## PROBLEM DESCRIPTION:
Exactly repeat the full listing that follows.

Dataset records
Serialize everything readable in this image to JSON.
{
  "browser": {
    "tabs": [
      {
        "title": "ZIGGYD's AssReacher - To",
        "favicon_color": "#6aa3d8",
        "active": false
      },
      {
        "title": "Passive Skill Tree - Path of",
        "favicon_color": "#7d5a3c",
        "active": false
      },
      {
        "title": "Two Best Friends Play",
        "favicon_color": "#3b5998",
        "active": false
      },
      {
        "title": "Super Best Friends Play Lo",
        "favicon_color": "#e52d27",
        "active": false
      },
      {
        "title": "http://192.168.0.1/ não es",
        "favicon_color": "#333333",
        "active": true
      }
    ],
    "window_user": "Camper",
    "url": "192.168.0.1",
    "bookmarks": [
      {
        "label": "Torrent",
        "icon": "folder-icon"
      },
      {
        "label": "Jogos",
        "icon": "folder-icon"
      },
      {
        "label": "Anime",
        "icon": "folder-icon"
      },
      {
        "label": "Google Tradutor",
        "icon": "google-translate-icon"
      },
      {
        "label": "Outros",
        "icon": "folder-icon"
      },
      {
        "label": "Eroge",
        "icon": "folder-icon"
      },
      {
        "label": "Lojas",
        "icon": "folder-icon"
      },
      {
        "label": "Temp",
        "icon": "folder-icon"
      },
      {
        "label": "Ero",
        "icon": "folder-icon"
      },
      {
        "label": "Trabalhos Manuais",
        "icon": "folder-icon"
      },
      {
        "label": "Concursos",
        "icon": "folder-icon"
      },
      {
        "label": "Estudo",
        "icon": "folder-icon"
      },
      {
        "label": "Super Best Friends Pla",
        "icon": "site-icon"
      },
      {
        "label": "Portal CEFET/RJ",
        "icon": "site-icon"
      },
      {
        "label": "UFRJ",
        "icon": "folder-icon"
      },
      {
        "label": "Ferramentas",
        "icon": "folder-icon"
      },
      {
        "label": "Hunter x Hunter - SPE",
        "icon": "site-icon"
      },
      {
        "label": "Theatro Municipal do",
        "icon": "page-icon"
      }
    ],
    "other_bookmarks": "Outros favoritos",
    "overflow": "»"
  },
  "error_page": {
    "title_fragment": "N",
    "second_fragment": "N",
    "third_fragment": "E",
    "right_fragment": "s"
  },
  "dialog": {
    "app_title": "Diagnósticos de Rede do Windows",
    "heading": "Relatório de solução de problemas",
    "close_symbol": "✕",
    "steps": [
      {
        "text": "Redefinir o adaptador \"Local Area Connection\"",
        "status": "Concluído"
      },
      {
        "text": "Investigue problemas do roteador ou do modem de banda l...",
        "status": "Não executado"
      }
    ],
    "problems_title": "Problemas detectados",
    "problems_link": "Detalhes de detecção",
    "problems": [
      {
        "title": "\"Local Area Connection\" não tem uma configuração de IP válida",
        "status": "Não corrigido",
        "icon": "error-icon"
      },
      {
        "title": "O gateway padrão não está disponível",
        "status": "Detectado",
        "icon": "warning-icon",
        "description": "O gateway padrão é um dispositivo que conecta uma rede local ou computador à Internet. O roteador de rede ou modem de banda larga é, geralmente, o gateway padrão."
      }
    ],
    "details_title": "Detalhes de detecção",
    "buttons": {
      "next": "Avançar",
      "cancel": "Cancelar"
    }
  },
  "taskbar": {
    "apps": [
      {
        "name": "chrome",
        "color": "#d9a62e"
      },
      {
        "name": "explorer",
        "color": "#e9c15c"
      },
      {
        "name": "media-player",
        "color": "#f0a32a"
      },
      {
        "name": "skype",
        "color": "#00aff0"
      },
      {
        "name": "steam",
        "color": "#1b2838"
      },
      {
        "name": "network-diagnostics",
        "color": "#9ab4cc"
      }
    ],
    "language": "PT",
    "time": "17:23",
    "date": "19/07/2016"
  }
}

## FULL OUTPUT:
Serialize everything readable in this image to JSON.
{
  "browser": {
    "tabs": [
      {
        "title": "ZIGGYD's AssReacher - To",
        "favicon_color": "#6aa3d8",
        "active": false
      },
      {
        "title": "Passive Skill Tree - Path of",
        "favicon_color": "#7d5a3c",
        "active": false
      },
      {
        "title": "Two Best Friends Play",
        "favicon_color": "#3b5998",
        "active": false
      },
      {
        "title": "Super Best Friends Play Lo",
        "favicon_color": "#e52d27",
        "active": false
      },
      {
        "title": "http://192.168.0.1/ não es",
        "favicon_color": "#333333",
        "active": true
      }
    ],
    "window_user": "Camper",
    "url": "192.168.0.1",
    "bookmarks": [
      {
        "label": "Torrent",
        "icon": "folder-icon"
      },
      {
        "label": "Jogos",
        "icon": "folder-icon"
      },
      {
        "label": "Anime",
        "icon": "folder-icon"
      },
      {
        "label": "Google Tradutor",
        "icon": "google-translate-icon"
      },
      {
        "label": "Outros",
        "icon": "folder-icon"
      },
      {
        "label": "Eroge",
        "icon": "folder-icon"
      },
      {
        "label": "Lojas",
        "icon": "folder-icon"
      },
      {
        "label": "Temp",
        "icon": "folder-icon"
      },
      {
        "label": "Ero",
        "icon": "folder-icon"
      },
      {
        "label": "Trabalhos Manuais",
        "icon": "folder-icon"
      },
      {
        "label": "Concursos",
        "icon": "folder-icon"
      },
      {
        "label": "Estudo",
        "icon": "folder-icon"
      },
      {
        "label": "Super Best Friends Pla",
        "icon": "site-icon"
      },
      {
        "label": "Portal CEFET/RJ",
        "icon": "site-icon"
      },
      {
        "label": "UFRJ",
        "icon": "folder-icon"
      },
      {
        "label": "Ferramentas",
        "icon": "folder-icon"
      },
      {
        "label": "Hunter x Hunter - SPE",
        "icon": "site-icon"
      },
      {
        "label": "Theatro Municipal do",
        "icon": "page-icon"
      }
    ],
    "other_bookmarks": "Outros favoritos",
    "overflow": "»"
  },
  "error_page": {
    "title_fragment": "N",
    "second_fragment": "N",
    "third_fragment": "E",
    "right_fragment": "s"
  },
  "dialog": {
    "app_title": "Diagnósticos de Rede do Windows",
    "heading": "Relatório de solução de problemas",
    "close_symbol": "✕",
    "steps": [
      {
        "text": "Redefinir o adaptador \"Local Area Connection\"",
        "status": "Concluído"
      },
      {
        "text": "Investigue problemas do roteador ou do modem de banda l...",
        "status": "Não executado"
      }
    ],
    "problems_title": "Problemas detectados",
    "problems_link": "Detalhes de detecção",
    "problems": [
      {
        "title": "\"Local Area Connection\" não tem uma configuração de IP válida",
        "status": "Não corrigido",
        "icon": "error-icon"
      },
      {
        "title": "O gateway padrão não está disponível",
        "status": "Detectado",
        "icon": "warning-icon",
        "description": "O gateway padrão é um dispositivo que conecta uma rede local ou computador à Internet. O roteador de rede ou modem de banda larga é, geralmente, o gateway padrão."
      }
    ],
    "details_title": "Detalhes de detecção",
    "buttons": {
      "next": "Avançar",
      "cancel": "Cancelar"
    }
  },
  "taskbar": {
    "apps": [
      {
        "name": "chrome",
        "color": "#d9a62e"
      },
      {
        "name": "explorer",
        "color": "#e9c15c"
      },
      {
        "name": "media-player",
        "color": "#f0a32a"
      },
      {
        "name": "skype",
        "color": "#00aff0"
      },
      {
        "name": "steam",
        "color": "#1b2838"
      },
      {
        "name": "network-diagnostics",
        "color": "#9ab4cc"
      }
    ],
    "language": "PT",
    "time": "17:23",
    "date": "19/07/2016"
  }
}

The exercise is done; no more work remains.